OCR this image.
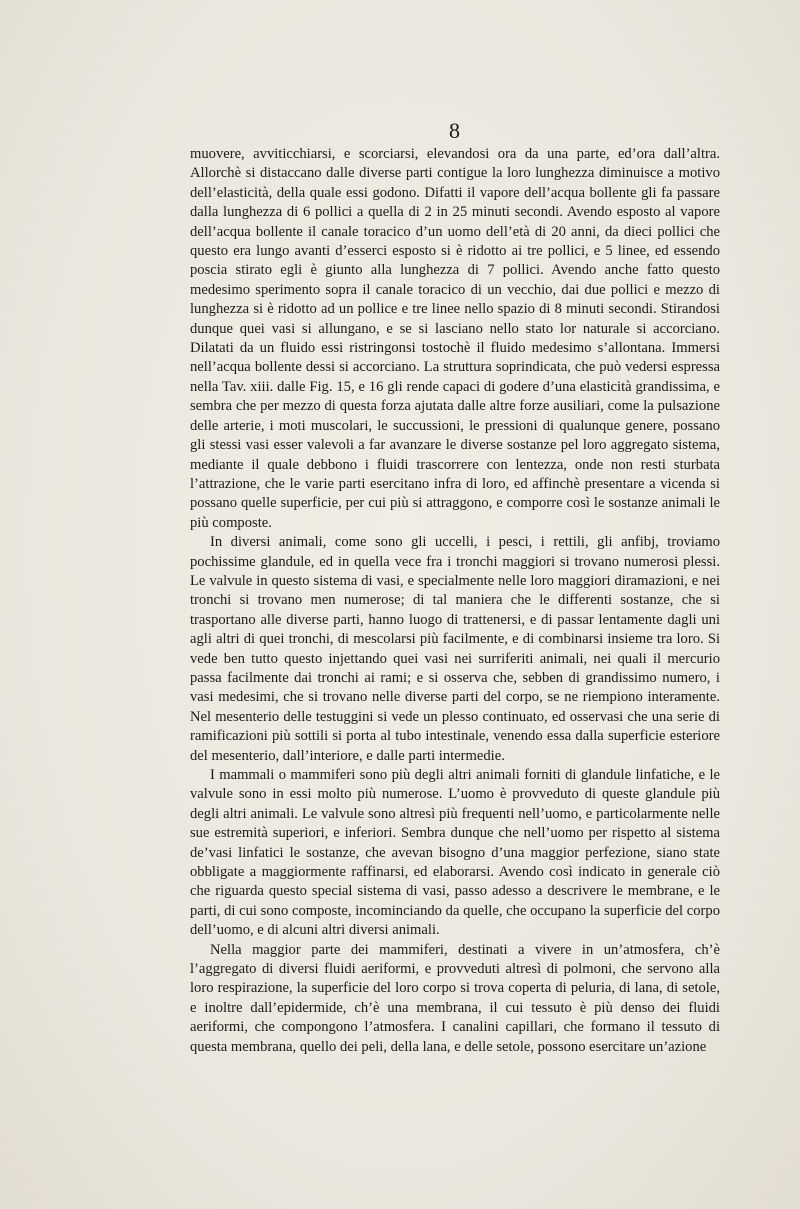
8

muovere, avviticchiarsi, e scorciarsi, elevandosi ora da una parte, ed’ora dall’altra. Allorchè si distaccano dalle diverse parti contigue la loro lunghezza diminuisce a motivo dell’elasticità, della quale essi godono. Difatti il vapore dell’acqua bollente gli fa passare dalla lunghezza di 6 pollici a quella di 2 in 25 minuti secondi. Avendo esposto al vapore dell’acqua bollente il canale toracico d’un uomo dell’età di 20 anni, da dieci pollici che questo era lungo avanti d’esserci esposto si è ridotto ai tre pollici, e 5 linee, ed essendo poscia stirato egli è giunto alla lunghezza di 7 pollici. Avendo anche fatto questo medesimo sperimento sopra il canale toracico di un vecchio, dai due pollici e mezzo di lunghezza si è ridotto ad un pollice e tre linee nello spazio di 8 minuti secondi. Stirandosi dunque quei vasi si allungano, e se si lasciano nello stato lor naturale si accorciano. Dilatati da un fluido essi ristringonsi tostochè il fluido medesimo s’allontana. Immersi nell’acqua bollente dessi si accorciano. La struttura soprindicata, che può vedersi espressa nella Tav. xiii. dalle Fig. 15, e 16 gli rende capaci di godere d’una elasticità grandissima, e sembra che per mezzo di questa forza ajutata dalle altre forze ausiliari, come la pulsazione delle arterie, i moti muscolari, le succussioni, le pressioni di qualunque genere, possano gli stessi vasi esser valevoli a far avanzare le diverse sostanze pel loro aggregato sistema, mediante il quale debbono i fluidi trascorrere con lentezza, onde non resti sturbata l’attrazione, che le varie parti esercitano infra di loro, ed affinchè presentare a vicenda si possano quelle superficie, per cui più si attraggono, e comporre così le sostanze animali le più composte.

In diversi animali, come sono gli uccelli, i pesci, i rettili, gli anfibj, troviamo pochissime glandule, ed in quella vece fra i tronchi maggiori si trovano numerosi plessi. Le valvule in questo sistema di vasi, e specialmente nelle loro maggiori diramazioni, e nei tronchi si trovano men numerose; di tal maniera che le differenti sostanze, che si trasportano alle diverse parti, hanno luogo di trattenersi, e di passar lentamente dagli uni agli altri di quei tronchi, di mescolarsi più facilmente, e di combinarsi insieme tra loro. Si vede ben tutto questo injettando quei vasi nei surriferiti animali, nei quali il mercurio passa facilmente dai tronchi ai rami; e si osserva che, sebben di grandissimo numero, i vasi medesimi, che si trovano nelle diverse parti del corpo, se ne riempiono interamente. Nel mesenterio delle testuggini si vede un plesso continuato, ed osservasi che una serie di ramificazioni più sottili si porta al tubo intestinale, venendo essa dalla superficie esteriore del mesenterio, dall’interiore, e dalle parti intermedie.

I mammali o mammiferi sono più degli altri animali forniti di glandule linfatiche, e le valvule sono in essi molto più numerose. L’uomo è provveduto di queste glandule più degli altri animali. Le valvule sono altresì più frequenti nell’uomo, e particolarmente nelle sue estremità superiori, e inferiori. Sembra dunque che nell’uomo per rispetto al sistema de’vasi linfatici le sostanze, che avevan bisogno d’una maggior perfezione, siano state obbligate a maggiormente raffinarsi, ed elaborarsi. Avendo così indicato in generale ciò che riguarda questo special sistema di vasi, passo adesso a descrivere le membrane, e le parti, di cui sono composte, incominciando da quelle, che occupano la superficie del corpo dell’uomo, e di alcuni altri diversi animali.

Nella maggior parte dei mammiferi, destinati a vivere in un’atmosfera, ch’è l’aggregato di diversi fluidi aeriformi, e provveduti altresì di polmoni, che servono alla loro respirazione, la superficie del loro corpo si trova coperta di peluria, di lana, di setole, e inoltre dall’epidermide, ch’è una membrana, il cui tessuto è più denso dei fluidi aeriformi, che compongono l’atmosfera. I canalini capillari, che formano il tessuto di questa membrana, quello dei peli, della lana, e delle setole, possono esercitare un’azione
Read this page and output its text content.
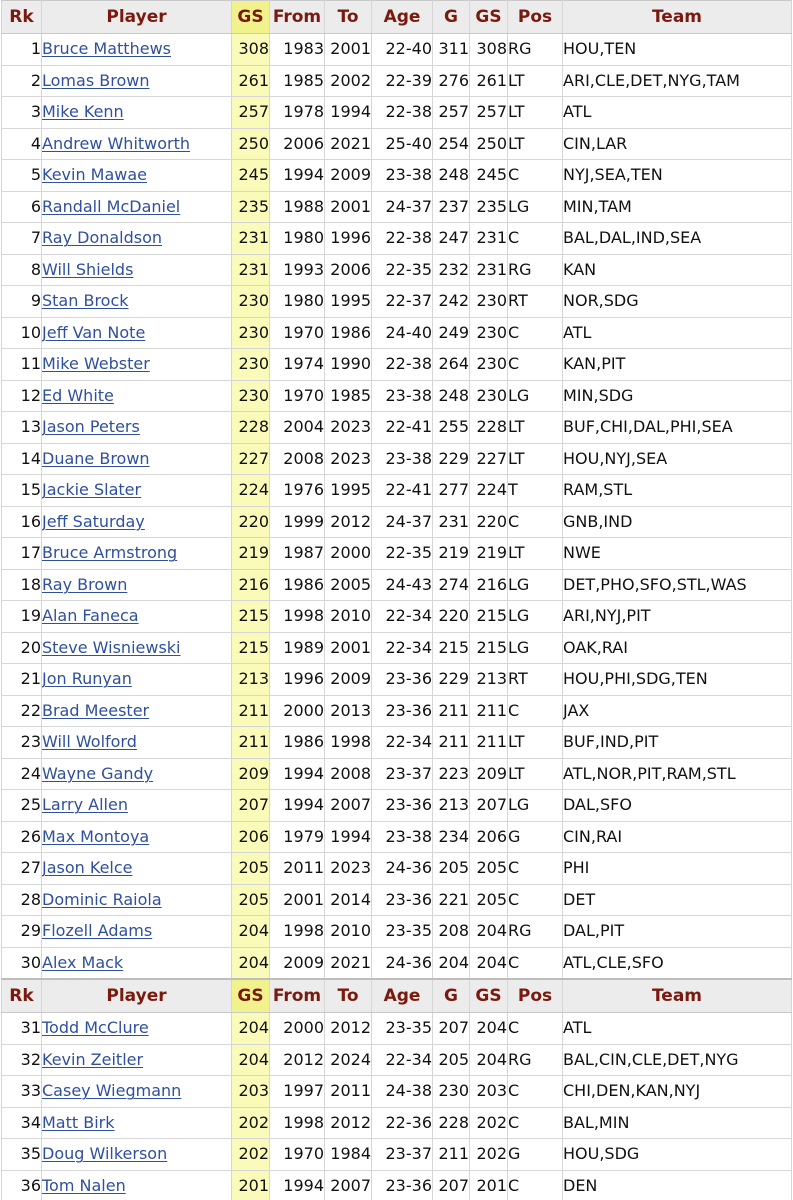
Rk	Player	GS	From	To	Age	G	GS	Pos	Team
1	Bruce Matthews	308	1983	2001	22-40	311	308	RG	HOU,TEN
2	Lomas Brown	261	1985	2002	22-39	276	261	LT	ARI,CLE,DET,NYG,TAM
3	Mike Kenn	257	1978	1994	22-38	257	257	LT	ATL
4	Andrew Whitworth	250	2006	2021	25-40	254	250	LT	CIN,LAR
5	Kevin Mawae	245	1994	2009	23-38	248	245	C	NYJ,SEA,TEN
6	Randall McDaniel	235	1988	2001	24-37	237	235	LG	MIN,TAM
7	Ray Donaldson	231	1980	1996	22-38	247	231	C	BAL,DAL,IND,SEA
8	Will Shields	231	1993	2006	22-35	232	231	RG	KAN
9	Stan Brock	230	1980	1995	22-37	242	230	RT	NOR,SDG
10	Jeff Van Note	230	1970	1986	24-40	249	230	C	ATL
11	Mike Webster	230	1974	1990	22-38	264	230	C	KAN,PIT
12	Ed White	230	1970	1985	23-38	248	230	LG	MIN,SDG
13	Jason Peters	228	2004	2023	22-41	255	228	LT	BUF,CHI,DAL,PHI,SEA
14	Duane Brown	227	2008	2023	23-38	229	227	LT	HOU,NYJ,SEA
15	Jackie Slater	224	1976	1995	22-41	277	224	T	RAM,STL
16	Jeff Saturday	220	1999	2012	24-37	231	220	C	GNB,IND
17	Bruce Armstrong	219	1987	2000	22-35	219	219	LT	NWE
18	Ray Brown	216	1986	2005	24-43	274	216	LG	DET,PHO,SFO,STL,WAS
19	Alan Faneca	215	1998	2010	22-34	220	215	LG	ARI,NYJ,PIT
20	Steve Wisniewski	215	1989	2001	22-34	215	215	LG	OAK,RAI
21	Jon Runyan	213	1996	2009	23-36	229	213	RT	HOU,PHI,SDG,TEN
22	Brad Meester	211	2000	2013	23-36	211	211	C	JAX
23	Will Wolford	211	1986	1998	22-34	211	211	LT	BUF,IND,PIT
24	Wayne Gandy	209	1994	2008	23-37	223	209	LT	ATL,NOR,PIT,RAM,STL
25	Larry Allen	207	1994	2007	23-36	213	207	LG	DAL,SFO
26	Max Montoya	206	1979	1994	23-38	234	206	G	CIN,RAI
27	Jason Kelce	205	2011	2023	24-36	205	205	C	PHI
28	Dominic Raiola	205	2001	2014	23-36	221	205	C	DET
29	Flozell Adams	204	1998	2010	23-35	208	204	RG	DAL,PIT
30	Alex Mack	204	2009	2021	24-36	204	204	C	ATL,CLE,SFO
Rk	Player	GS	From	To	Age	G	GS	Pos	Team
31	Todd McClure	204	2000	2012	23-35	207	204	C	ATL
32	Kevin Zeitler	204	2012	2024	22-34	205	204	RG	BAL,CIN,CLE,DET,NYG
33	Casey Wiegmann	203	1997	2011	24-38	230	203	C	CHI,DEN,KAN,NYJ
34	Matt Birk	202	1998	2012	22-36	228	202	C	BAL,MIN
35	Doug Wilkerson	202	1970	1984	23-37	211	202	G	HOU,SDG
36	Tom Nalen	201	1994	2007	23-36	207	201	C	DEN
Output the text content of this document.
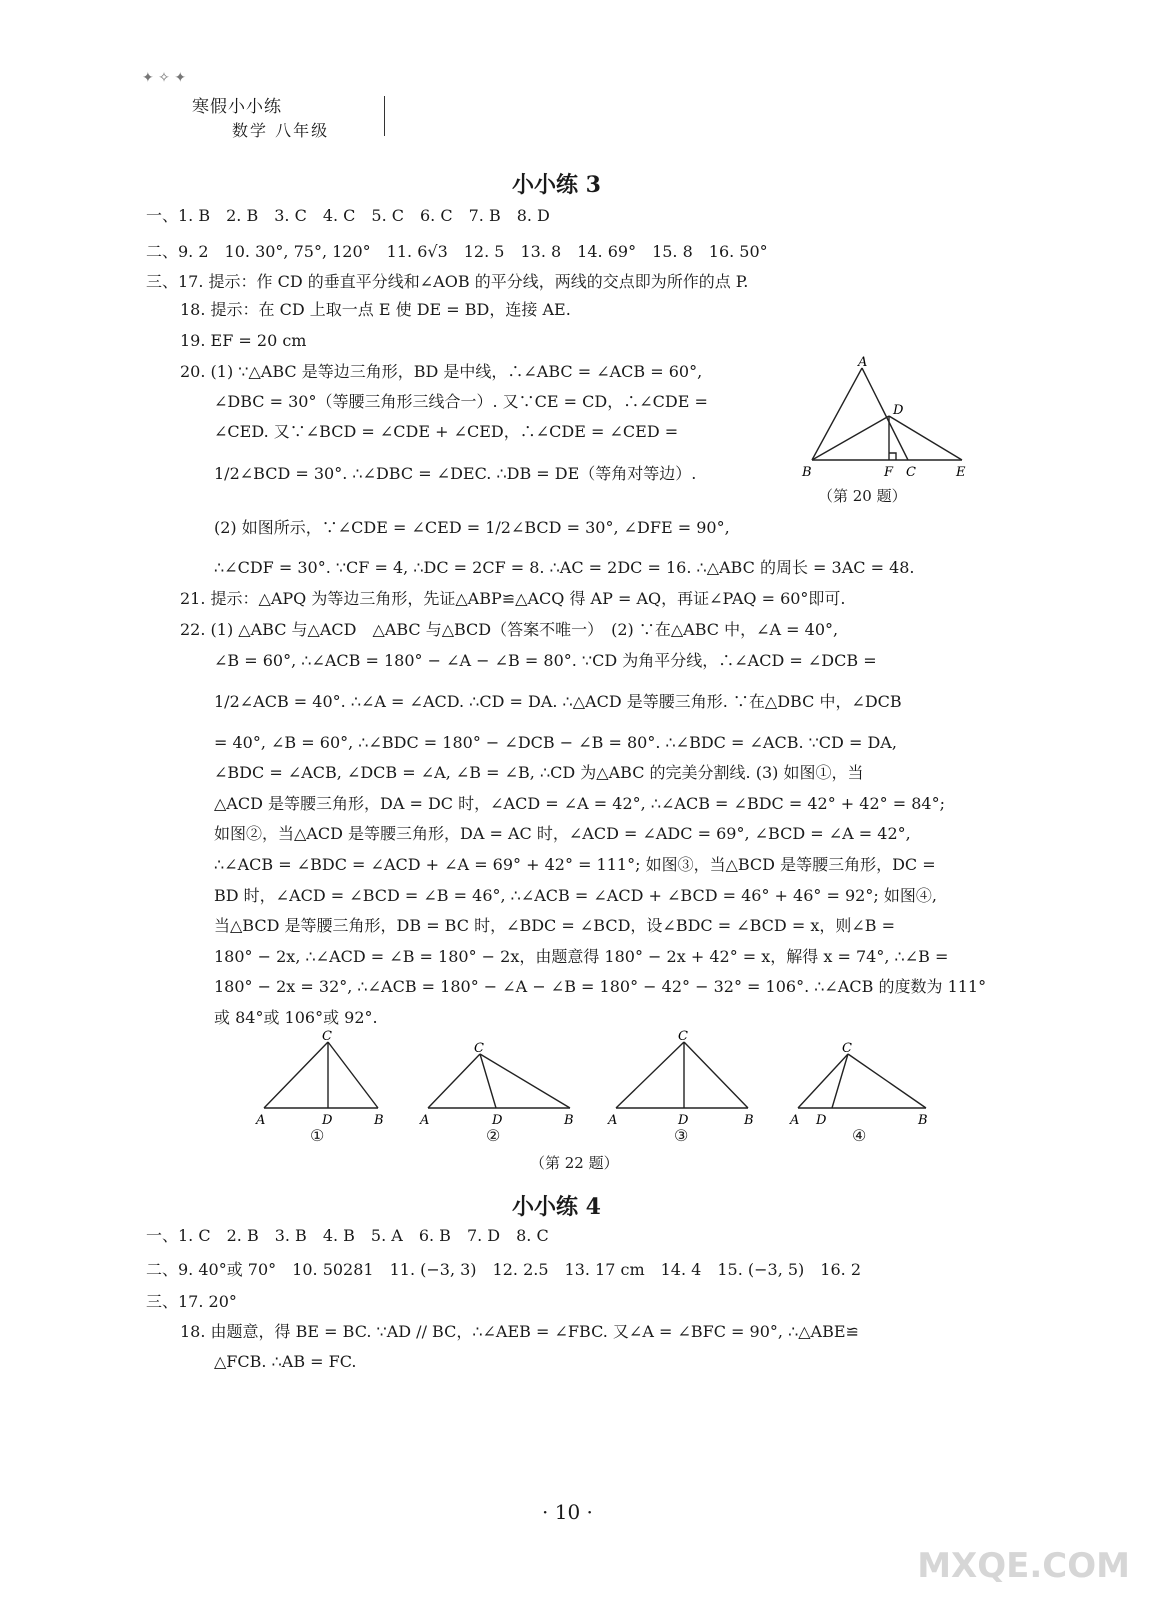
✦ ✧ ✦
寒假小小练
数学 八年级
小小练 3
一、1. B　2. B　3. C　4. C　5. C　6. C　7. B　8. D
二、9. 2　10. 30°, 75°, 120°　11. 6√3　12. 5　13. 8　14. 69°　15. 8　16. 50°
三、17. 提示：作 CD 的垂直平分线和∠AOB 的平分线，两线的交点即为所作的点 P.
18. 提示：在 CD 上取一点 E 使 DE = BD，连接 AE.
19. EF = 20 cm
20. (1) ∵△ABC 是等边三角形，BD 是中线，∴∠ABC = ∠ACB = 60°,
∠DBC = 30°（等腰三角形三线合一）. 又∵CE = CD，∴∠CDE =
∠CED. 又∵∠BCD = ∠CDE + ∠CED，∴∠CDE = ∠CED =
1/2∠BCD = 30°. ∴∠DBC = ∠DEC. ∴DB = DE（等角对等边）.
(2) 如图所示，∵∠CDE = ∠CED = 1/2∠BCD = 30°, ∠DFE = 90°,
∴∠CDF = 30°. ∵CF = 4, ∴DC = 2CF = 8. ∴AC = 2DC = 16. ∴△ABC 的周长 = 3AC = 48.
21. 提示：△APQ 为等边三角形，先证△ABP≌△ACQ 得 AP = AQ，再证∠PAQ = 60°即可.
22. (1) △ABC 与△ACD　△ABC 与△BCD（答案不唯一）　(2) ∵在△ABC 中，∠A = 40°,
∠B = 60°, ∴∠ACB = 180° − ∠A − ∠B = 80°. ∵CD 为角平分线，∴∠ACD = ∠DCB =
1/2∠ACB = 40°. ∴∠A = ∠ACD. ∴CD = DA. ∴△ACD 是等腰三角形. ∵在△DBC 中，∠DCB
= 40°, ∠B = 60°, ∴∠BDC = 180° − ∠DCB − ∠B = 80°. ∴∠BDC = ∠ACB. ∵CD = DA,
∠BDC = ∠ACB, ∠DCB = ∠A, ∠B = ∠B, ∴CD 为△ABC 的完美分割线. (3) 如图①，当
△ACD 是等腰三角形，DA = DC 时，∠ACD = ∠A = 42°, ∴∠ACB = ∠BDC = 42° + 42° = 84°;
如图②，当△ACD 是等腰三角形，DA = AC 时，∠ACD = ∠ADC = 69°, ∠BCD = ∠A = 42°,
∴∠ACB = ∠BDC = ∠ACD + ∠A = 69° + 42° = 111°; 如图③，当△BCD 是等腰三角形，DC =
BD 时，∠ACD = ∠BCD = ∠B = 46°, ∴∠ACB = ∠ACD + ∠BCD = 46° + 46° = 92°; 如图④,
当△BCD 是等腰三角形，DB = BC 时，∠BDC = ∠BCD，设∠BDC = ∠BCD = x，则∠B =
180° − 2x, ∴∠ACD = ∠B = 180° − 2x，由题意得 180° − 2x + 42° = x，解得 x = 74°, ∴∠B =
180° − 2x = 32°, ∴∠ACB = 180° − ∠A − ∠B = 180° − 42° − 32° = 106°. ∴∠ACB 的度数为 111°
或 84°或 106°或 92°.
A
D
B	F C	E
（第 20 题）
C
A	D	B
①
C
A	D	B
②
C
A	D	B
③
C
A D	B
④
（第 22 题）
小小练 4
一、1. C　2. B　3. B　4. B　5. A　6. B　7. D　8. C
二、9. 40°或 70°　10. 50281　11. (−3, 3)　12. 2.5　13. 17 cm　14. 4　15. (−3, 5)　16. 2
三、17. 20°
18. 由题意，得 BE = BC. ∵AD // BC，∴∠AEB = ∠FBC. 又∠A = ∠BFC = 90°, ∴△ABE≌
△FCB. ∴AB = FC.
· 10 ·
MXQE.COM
-------------------------
What you should do: Show the lines where the word "text" appears in the entries.

Complete answer:
Read this page and output its text content.
Output the text content of this document.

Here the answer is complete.